*INPUT RECORDS:*
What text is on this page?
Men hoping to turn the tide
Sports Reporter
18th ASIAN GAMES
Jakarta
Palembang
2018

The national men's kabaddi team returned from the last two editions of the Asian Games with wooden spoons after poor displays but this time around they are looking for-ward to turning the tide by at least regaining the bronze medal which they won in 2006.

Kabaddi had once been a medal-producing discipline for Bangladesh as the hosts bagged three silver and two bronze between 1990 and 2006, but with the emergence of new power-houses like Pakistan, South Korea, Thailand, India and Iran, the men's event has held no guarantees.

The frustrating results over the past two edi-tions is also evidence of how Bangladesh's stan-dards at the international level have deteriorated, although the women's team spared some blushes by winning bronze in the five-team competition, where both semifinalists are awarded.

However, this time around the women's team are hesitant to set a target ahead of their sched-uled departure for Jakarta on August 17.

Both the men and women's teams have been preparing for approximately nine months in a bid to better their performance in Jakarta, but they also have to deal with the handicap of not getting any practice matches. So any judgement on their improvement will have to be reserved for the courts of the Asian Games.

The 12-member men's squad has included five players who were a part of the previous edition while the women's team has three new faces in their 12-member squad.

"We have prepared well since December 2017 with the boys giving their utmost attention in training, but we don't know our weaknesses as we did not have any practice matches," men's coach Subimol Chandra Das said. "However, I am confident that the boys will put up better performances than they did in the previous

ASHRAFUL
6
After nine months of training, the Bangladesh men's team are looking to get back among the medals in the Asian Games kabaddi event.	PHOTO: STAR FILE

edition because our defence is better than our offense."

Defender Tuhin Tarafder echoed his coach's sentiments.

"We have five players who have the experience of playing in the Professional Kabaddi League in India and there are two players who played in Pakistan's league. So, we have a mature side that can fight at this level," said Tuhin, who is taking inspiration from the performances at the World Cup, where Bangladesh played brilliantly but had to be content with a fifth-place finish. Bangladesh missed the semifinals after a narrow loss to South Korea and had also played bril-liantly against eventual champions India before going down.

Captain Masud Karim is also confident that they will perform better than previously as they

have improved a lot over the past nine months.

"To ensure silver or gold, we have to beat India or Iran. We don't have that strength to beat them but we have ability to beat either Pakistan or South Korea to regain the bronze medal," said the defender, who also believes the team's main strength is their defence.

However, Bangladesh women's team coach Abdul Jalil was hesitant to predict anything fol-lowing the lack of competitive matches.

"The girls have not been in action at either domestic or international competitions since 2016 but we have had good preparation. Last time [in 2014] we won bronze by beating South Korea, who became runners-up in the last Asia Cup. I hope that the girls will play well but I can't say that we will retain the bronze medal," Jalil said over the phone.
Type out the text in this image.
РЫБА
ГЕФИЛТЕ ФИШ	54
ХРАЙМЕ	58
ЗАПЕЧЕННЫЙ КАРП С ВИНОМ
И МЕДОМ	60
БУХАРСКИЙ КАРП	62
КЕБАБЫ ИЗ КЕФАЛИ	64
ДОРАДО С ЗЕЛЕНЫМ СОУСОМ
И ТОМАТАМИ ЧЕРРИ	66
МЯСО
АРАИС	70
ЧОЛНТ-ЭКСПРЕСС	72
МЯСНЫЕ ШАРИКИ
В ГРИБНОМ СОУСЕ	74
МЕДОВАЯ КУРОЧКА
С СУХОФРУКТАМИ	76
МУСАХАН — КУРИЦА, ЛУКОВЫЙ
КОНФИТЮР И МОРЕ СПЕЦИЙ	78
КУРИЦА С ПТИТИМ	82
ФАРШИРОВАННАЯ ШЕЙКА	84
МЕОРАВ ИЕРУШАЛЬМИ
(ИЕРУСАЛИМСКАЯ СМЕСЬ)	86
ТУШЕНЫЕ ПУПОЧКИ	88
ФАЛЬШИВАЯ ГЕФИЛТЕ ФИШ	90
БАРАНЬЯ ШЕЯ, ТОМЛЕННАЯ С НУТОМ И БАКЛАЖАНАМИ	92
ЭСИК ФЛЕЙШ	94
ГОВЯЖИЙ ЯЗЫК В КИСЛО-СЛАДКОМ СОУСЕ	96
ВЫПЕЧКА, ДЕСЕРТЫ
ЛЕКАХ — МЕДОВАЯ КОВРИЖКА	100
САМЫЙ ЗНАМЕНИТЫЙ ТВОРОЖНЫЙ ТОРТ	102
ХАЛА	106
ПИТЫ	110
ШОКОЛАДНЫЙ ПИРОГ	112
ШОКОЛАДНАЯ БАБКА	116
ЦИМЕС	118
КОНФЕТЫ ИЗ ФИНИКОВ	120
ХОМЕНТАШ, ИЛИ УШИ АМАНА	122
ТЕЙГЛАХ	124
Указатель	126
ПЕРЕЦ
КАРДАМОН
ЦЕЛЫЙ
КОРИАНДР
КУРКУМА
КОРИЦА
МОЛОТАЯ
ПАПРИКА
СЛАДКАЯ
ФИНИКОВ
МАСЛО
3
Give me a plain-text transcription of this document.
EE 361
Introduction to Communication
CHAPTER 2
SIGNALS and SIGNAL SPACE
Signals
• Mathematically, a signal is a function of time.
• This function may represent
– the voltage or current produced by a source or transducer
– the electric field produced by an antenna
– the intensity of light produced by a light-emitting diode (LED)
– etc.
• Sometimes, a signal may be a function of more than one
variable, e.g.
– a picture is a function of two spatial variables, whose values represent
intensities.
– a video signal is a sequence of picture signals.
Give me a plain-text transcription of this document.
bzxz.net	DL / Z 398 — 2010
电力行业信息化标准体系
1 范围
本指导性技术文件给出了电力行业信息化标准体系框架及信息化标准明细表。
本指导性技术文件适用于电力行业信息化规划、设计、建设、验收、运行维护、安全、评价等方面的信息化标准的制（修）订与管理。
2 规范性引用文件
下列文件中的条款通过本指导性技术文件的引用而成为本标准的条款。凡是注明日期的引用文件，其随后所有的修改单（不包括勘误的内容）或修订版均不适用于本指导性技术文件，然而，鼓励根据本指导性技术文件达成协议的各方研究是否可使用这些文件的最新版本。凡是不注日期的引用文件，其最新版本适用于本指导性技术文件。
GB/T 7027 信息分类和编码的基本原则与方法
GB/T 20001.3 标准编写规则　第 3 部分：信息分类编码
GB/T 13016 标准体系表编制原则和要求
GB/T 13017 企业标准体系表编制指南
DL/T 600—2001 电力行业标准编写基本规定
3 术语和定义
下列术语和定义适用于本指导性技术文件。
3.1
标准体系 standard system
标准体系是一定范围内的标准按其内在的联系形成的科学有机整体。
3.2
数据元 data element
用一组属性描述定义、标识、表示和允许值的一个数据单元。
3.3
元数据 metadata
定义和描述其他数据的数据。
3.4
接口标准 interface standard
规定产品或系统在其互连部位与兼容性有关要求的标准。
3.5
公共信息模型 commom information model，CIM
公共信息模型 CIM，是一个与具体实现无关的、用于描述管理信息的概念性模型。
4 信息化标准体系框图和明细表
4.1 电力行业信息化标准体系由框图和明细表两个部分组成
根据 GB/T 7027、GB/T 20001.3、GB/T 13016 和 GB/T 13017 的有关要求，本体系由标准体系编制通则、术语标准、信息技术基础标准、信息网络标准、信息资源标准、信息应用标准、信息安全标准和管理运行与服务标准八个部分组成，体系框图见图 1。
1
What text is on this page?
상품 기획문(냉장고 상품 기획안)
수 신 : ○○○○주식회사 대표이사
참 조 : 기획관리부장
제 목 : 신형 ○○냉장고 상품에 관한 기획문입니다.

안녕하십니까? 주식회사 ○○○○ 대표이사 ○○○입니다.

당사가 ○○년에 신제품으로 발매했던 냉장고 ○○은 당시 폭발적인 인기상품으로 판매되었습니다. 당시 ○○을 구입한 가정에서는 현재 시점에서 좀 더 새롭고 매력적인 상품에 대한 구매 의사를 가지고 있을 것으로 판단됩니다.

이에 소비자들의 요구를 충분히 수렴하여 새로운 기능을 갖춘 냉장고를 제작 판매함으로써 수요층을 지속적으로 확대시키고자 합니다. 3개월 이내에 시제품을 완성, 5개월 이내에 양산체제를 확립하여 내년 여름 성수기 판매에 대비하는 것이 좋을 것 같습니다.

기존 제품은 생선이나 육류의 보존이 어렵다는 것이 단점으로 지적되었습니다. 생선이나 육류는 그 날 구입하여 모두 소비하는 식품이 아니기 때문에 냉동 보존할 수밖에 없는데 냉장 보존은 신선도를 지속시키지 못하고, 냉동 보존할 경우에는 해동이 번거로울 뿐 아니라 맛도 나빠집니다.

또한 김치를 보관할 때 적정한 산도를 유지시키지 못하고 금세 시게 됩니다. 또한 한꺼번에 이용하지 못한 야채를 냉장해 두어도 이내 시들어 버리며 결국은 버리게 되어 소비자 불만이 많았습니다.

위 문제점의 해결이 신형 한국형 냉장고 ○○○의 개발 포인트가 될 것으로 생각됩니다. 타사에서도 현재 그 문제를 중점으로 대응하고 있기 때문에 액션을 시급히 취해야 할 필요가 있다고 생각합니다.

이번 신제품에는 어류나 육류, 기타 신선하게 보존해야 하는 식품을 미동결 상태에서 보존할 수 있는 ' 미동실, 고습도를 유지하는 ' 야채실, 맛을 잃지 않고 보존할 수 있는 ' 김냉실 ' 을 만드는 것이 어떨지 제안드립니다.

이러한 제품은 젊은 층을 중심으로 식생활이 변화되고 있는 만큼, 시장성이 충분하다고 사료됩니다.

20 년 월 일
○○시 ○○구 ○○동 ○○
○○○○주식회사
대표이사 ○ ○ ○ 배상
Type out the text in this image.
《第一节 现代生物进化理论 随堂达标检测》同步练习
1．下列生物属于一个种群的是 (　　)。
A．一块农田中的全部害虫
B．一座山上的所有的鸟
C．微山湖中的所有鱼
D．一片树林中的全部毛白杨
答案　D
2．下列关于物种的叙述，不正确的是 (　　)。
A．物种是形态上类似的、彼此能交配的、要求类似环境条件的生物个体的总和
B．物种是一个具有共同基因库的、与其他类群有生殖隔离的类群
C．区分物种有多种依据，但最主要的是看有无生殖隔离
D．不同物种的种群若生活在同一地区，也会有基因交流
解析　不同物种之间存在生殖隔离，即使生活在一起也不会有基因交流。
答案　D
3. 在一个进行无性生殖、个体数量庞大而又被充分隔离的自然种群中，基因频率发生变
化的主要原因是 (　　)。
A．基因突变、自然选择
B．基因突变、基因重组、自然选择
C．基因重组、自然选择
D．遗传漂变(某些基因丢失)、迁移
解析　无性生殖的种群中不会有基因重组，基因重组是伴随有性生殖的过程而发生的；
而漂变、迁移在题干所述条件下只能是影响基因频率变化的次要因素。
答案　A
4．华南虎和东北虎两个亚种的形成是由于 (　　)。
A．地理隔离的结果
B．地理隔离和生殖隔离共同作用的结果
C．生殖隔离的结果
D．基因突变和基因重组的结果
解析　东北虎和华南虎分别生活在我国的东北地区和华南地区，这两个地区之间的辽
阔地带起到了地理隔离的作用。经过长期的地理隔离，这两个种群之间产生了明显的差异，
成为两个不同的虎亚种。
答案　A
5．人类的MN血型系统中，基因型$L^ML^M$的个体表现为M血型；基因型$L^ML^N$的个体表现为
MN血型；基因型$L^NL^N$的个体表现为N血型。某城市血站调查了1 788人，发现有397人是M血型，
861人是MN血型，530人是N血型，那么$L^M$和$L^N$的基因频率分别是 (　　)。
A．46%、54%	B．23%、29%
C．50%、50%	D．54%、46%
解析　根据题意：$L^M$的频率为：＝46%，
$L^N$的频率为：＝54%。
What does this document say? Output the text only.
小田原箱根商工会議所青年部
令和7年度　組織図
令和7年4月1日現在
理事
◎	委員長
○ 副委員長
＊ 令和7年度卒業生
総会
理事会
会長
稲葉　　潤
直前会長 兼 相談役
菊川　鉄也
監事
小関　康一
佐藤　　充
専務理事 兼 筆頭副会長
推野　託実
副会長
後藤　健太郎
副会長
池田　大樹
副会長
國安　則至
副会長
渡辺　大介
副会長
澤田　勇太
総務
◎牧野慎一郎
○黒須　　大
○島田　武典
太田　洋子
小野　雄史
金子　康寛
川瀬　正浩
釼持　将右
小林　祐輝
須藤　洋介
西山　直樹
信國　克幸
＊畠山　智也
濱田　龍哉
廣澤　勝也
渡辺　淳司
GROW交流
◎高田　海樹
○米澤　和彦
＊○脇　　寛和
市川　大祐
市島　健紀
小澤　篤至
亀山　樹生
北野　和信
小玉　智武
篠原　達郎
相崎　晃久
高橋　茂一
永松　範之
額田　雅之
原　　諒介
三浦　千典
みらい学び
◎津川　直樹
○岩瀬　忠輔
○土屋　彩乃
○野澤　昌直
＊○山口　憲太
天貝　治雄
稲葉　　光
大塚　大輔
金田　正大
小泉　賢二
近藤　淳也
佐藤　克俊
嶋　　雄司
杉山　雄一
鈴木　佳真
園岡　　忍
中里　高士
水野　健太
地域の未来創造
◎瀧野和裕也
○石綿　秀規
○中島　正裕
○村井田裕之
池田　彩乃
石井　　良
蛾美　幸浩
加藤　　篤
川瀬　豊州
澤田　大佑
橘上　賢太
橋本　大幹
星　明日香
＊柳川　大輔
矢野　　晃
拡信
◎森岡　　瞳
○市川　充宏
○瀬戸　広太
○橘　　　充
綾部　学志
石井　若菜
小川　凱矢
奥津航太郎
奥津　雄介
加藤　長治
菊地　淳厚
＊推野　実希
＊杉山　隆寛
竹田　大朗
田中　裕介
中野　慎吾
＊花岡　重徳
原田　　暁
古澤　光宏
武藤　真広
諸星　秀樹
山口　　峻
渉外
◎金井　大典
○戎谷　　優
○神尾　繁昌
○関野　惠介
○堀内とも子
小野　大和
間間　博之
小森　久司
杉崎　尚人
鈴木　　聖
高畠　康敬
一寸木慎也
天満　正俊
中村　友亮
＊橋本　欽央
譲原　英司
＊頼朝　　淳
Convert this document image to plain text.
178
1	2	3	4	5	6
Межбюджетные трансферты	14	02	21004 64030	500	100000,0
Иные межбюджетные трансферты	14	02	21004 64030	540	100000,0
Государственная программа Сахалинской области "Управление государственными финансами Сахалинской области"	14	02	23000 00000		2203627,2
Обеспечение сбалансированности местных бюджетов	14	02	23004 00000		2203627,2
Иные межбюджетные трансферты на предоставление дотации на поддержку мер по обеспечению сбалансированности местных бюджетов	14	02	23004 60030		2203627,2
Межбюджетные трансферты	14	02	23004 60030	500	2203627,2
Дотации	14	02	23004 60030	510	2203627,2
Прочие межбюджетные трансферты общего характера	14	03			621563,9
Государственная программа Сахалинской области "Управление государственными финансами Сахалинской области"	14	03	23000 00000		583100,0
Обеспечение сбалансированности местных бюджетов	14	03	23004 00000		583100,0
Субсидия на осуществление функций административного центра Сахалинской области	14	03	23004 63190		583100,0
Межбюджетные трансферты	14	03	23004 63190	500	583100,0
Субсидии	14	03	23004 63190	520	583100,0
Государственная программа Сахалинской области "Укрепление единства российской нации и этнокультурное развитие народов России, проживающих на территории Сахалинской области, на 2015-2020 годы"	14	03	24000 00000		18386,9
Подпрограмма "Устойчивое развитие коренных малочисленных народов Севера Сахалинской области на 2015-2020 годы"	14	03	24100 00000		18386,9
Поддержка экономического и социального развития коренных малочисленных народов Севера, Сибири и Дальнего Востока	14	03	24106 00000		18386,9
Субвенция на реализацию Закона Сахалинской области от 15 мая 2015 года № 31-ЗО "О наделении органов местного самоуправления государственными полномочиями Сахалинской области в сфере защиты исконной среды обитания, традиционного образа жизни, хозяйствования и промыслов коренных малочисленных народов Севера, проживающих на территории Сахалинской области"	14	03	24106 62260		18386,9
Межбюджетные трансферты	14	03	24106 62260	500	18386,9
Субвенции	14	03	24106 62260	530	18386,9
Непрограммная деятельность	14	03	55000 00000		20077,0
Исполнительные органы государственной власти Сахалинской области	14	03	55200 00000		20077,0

*WHAT THIS TASK INVOLVES:*
Return, from the data, each line that has the word "проживающих" in it.

*RESPONSE:*
Государственная программа Сахалинской области "Укрепление единства российской нации и этнокультурное развитие народов России, проживающих на территории Сахалинской области, на 2015-2020 годы"	14	03	24000 00000		18386,9
Субвенция на реализацию Закона Сахалинской области от 15 мая 2015 года № 31-ЗО "О наделении органов местного самоуправления государственными полномочиями Сахалинской области в сфере защиты исконной среды обитания, традиционного образа жизни, хозяйствования и промыслов коренных малочисленных народов Севера, проживающих на территории Сахалинской области"	14	03	24106 62260		18386,9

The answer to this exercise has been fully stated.